> _DIRECTIVE_:
Pick out each line below containing "ΔMAB的面积为".

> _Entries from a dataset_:
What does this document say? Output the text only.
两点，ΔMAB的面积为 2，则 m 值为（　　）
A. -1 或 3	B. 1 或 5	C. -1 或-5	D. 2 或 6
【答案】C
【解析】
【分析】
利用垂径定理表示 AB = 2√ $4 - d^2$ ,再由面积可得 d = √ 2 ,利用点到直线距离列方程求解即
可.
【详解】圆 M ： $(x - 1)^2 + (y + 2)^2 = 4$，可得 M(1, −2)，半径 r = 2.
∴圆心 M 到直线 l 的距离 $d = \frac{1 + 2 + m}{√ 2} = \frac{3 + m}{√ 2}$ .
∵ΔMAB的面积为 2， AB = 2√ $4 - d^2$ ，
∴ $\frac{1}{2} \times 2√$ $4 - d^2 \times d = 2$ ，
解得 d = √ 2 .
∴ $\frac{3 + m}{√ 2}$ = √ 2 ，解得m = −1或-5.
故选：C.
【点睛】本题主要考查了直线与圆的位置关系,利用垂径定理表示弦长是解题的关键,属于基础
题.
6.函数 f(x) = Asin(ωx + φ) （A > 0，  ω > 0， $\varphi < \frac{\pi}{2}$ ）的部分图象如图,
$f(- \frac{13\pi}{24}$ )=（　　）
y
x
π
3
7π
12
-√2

> _THE RESPONSE_:
两点，ΔMAB的面积为 2，则 m 值为（　　）
∵ΔMAB的面积为 2， AB = 2√ $4 - d^2$ ，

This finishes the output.